TASK INPUT
^^^^^^^^^^^^^^^^

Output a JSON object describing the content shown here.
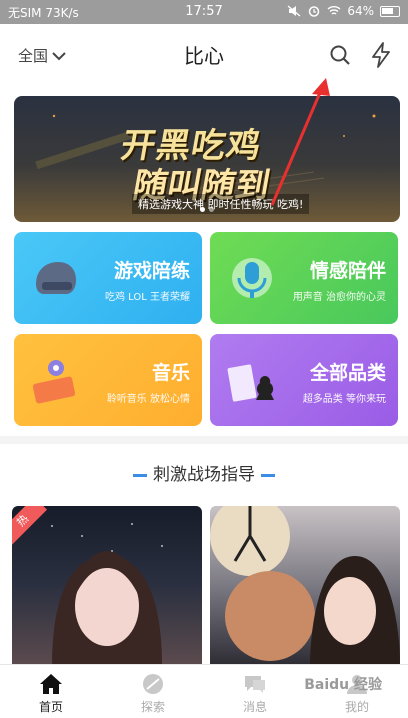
{
  "status_bar": {
    "carrier": "无SIM 73K/s",
    "time": "17:57",
    "battery": "64%"
  },
  "header": {
    "region": "全国",
    "title": "比心"
  },
  "banner": {
    "line1": "开黑吃鸡",
    "line2": "随叫随到",
    "subtitle": "精选游戏大神 即时任性畅玩 吃鸡!"
  },
  "categories": [
    {
      "title": "游戏陪练",
      "subtitle": "吃鸡 LOL 王者荣耀",
      "color": "#3ec3f4"
    },
    {
      "title": "情感陪伴",
      "subtitle": "用声音 治愈你的心灵",
      "color": "#5bd45c"
    },
    {
      "title": "音乐",
      "subtitle": "聆听音乐 放松心情",
      "color": "#ffb63a"
    },
    {
      "title": "全部品类",
      "subtitle": "超多品类 等你来玩",
      "color": "#a86de8"
    }
  ],
  "section": {
    "title": "刺激战场指导"
  },
  "feed": {
    "hot_tag": "热"
  },
  "tabbar": {
    "items": [
      {
        "label": "首页",
        "icon": "home-icon",
        "active": true
      },
      {
        "label": "探索",
        "icon": "explore-icon",
        "active": false
      },
      {
        "label": "消息",
        "icon": "message-icon",
        "active": false
      },
      {
        "label": "我的",
        "icon": "profile-icon",
        "active": false
      }
    ]
  },
  "watermark": "Baidu 经验"
}
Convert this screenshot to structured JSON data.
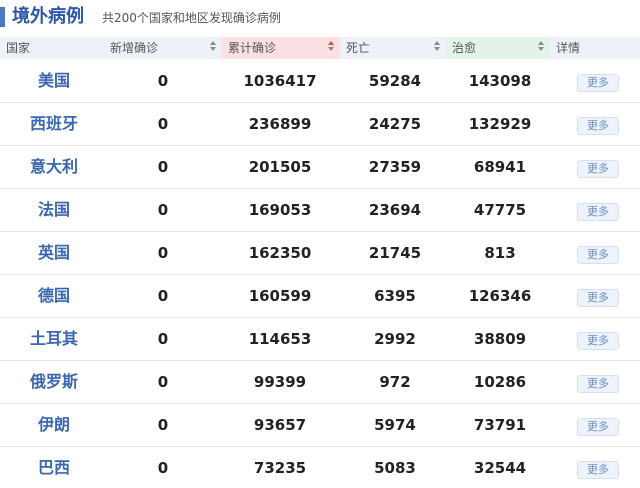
{
  "header": {
    "title": "境外病例",
    "subtitle": "共200个国家和地区发现确诊病例"
  },
  "columns": {
    "country": "国家",
    "new": "新增确诊",
    "total": "累计确诊",
    "death": "死亡",
    "cure": "治愈",
    "detail": "详情"
  },
  "colors": {
    "accent": "#2b58a8",
    "total_header_bg": "#fbe1e1",
    "cure_header_bg": "#e3f3ea",
    "default_header_bg": "#eef2f8",
    "sort_active": "#e04848"
  },
  "rows": [
    {
      "country": "美国",
      "new": "0",
      "total": "1036417",
      "death": "59284",
      "cure": "143098",
      "detail": "更多"
    },
    {
      "country": "西班牙",
      "new": "0",
      "total": "236899",
      "death": "24275",
      "cure": "132929",
      "detail": "更多"
    },
    {
      "country": "意大利",
      "new": "0",
      "total": "201505",
      "death": "27359",
      "cure": "68941",
      "detail": "更多"
    },
    {
      "country": "法国",
      "new": "0",
      "total": "169053",
      "death": "23694",
      "cure": "47775",
      "detail": "更多"
    },
    {
      "country": "英国",
      "new": "0",
      "total": "162350",
      "death": "21745",
      "cure": "813",
      "detail": "更多"
    },
    {
      "country": "德国",
      "new": "0",
      "total": "160599",
      "death": "6395",
      "cure": "126346",
      "detail": "更多"
    },
    {
      "country": "土耳其",
      "new": "0",
      "total": "114653",
      "death": "2992",
      "cure": "38809",
      "detail": "更多"
    },
    {
      "country": "俄罗斯",
      "new": "0",
      "total": "99399",
      "death": "972",
      "cure": "10286",
      "detail": "更多"
    },
    {
      "country": "伊朗",
      "new": "0",
      "total": "93657",
      "death": "5974",
      "cure": "73791",
      "detail": "更多"
    },
    {
      "country": "巴西",
      "new": "0",
      "total": "73235",
      "death": "5083",
      "cure": "32544",
      "detail": "更多"
    }
  ]
}
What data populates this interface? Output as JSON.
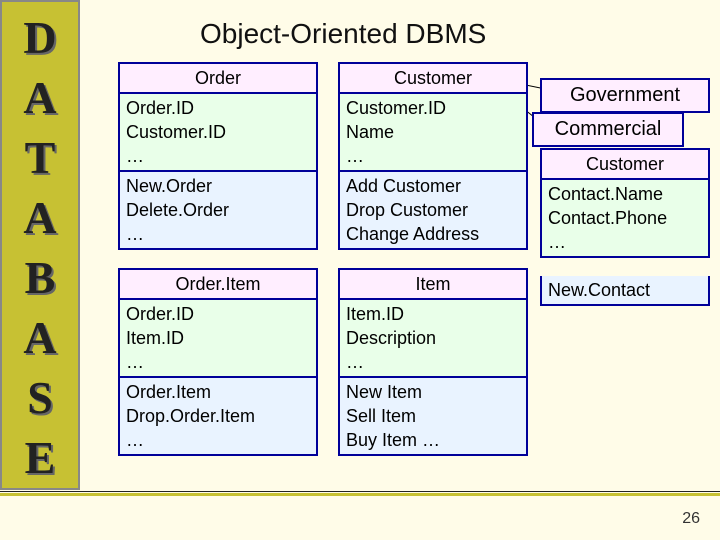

^^^^^^^^^^^^^^^^

STATED EXERCISE
Gather each line holding the string "icon".

OUTPUT FOR THIS TASK
        "icon": "home-icon",
        "icon": "explore-icon",
        "icon": "message-icon",
        "icon": "profile-icon",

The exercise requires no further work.